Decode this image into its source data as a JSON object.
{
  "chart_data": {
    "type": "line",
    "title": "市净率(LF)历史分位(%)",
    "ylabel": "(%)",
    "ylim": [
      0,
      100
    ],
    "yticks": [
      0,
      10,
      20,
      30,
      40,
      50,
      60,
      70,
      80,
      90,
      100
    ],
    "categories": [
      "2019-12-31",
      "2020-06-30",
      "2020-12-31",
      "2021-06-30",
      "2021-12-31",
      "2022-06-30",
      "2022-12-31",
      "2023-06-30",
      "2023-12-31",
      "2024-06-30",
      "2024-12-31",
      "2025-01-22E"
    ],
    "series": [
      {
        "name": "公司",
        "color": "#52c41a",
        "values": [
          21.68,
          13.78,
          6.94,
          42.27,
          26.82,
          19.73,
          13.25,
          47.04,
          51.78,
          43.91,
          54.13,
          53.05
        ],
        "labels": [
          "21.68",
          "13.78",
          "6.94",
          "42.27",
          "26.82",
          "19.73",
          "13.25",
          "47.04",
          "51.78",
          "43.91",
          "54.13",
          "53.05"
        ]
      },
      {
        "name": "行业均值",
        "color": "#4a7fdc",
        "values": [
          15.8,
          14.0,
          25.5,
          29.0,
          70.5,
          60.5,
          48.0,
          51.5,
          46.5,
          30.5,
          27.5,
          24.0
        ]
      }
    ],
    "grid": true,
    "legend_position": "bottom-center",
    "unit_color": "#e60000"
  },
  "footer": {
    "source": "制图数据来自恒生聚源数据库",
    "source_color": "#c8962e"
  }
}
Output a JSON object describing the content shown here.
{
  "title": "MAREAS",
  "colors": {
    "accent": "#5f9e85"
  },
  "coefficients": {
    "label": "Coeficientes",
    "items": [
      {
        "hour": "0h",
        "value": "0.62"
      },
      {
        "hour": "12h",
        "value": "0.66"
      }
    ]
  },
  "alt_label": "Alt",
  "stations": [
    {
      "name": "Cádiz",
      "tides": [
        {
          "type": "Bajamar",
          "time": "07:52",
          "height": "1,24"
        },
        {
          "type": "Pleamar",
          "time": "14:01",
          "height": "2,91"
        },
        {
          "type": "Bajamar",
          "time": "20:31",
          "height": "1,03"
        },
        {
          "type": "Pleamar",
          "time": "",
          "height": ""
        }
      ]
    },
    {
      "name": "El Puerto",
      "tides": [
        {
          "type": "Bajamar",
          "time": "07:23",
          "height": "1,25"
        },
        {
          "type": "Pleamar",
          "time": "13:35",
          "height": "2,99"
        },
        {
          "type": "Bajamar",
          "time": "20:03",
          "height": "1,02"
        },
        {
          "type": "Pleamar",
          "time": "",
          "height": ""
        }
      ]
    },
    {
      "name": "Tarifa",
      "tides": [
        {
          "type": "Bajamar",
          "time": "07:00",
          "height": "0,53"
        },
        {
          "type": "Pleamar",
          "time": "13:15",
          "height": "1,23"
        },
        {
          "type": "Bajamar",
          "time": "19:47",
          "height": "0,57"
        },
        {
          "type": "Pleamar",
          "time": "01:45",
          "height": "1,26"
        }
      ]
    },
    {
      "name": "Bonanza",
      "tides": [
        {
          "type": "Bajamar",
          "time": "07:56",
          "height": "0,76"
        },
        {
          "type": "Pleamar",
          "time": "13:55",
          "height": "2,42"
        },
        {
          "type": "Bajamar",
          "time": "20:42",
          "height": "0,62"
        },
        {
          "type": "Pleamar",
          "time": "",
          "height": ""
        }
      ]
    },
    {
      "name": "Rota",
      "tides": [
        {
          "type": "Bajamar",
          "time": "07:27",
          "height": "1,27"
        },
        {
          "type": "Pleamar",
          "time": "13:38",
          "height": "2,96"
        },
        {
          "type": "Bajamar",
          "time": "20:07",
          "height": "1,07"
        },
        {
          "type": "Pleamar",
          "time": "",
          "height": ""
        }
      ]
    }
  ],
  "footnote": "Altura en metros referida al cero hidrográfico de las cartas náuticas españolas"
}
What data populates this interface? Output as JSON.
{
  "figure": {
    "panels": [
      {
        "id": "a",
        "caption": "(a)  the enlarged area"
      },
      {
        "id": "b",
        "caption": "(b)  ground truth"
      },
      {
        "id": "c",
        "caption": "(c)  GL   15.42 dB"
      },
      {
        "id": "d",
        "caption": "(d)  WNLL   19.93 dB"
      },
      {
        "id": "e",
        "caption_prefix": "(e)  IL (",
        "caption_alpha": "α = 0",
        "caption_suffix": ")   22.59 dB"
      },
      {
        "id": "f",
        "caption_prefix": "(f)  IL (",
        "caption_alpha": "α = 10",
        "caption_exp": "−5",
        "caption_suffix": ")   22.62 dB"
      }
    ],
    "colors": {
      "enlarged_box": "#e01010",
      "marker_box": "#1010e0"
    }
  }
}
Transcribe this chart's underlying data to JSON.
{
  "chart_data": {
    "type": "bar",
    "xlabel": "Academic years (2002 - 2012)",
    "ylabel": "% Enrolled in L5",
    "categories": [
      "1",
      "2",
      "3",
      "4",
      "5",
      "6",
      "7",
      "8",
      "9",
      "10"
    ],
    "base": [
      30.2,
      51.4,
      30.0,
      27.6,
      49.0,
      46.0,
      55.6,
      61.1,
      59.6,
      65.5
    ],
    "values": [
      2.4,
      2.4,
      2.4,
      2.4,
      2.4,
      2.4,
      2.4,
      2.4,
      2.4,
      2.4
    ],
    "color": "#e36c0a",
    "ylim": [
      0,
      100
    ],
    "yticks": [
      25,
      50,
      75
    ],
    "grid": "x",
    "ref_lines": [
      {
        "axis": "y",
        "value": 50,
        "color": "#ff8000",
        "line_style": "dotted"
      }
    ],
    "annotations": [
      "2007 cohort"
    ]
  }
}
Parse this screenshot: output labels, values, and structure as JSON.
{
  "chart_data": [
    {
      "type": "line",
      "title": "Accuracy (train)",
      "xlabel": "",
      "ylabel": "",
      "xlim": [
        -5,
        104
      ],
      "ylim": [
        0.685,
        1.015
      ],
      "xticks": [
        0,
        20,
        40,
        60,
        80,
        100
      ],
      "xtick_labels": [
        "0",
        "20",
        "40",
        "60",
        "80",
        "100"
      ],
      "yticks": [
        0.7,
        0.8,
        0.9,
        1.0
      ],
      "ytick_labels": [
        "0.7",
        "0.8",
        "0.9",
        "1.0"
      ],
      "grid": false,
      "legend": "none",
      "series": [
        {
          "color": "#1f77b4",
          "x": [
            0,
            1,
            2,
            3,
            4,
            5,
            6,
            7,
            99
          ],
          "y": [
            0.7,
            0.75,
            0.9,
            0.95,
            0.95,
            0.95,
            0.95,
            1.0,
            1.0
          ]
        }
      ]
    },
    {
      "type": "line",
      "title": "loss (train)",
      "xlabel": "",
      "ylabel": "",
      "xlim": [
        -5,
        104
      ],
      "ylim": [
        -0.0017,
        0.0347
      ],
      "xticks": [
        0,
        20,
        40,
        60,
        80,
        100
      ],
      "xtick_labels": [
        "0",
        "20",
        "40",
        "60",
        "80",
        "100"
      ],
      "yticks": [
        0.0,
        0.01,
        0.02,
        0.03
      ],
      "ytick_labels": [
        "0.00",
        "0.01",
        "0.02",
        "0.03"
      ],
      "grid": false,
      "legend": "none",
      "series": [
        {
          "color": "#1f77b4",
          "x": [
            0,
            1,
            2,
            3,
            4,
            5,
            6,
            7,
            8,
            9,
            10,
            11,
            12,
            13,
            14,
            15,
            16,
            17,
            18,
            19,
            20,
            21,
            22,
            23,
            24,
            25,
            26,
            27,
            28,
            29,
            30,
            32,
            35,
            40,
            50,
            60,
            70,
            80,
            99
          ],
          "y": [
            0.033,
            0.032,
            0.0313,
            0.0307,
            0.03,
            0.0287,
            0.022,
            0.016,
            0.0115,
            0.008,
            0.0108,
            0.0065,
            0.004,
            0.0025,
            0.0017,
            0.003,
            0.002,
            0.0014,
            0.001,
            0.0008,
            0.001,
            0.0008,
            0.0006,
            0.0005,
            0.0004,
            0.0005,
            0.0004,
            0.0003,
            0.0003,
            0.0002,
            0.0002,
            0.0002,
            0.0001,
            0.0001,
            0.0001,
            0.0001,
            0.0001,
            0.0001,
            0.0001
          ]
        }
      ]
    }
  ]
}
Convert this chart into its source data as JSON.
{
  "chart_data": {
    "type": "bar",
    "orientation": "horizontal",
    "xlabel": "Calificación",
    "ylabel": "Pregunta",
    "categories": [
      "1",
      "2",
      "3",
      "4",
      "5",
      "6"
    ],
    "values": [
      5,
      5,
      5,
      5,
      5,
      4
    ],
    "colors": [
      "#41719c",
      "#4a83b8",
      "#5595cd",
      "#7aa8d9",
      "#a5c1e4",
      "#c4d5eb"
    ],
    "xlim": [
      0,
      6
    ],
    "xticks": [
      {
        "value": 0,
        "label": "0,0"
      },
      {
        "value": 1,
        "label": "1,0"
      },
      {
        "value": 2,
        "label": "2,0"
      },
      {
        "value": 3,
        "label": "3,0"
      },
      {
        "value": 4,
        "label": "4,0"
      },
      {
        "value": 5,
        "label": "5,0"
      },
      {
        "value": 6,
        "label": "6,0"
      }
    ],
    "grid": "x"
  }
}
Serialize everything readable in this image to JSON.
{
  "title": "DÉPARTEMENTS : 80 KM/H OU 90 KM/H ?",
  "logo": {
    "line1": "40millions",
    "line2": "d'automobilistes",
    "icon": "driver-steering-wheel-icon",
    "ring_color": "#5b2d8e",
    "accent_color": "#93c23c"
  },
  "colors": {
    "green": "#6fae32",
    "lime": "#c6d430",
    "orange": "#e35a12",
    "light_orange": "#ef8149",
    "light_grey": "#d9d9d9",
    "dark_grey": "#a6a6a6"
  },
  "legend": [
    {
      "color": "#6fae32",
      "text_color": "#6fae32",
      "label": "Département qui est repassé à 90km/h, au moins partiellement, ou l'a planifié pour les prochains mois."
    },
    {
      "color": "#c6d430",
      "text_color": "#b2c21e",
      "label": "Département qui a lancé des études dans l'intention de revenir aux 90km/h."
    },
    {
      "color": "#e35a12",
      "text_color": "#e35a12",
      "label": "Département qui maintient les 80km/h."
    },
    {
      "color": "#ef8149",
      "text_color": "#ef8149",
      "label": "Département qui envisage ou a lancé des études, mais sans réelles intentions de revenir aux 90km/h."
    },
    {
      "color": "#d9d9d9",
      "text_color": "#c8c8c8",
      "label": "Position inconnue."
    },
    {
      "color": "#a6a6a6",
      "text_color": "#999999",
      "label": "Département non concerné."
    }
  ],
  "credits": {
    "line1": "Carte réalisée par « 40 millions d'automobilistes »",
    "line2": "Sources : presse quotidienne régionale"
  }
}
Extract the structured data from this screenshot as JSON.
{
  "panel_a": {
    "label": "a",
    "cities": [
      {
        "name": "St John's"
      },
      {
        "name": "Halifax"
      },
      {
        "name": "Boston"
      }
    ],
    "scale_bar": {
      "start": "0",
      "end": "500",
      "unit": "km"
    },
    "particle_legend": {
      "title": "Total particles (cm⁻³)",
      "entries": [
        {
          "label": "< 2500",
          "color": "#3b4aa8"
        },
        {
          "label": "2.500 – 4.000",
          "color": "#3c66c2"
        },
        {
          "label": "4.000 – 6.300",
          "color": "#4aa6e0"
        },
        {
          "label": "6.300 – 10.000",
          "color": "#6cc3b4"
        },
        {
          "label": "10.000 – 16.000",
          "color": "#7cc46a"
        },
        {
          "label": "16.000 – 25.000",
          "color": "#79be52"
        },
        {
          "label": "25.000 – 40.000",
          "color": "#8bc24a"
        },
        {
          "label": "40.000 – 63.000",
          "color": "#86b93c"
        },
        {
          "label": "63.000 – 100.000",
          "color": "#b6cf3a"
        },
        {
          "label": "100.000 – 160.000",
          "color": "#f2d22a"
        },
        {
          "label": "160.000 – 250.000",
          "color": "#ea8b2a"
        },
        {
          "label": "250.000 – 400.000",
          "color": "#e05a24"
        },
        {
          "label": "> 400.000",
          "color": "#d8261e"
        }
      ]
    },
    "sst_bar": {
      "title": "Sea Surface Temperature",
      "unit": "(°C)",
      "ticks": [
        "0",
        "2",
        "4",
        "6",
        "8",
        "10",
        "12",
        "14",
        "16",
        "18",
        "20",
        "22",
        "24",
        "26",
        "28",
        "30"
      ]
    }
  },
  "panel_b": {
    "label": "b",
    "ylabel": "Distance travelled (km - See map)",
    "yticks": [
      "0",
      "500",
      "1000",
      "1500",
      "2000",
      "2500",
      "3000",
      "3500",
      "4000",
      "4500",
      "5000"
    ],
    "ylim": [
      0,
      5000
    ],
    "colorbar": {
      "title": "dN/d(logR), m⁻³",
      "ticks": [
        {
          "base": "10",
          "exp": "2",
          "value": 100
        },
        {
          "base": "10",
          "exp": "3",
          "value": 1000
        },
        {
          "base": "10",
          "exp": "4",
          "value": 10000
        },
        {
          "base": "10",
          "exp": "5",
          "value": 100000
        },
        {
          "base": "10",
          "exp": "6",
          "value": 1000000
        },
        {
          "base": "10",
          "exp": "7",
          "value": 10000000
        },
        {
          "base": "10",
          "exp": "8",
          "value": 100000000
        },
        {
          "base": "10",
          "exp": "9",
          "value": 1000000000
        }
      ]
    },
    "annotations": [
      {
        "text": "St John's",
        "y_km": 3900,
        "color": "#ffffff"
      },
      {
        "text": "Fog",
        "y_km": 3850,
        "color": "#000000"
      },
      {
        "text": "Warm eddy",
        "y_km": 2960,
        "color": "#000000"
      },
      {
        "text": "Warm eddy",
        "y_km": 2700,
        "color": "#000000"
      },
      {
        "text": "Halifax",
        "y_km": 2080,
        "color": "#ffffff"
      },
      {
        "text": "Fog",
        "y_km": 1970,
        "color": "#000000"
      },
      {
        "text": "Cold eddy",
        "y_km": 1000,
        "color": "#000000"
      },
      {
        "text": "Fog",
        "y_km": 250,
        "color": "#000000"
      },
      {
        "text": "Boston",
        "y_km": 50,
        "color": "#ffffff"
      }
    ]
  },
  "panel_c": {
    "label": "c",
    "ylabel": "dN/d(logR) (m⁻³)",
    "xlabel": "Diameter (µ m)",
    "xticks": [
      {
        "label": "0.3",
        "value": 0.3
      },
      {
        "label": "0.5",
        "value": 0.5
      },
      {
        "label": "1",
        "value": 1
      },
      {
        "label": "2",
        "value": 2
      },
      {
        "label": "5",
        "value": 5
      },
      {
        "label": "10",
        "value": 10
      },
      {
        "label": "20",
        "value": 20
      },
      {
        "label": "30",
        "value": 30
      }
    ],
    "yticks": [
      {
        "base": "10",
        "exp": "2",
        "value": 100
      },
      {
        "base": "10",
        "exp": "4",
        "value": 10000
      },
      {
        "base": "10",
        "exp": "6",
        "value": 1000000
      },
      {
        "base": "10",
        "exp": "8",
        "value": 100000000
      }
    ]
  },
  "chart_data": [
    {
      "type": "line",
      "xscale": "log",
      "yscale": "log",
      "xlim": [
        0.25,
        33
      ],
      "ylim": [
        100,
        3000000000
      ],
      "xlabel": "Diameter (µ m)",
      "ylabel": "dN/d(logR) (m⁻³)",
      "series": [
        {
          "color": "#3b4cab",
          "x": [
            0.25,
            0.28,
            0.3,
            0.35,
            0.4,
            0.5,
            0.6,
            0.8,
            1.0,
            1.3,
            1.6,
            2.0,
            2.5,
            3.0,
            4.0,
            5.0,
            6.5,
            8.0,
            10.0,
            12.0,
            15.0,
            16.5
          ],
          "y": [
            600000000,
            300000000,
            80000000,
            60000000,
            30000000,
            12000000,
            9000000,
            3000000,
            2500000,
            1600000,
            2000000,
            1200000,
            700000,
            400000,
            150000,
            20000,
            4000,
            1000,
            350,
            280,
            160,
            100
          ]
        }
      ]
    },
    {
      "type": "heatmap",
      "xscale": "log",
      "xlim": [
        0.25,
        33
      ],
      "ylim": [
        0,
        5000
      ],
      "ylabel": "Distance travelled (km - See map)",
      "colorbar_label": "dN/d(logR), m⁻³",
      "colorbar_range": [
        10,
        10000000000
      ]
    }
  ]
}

***

### Exercise goal
Determine how many lines in the data above contain the string "grid". Give nothing except the number.

### Answer for the task
5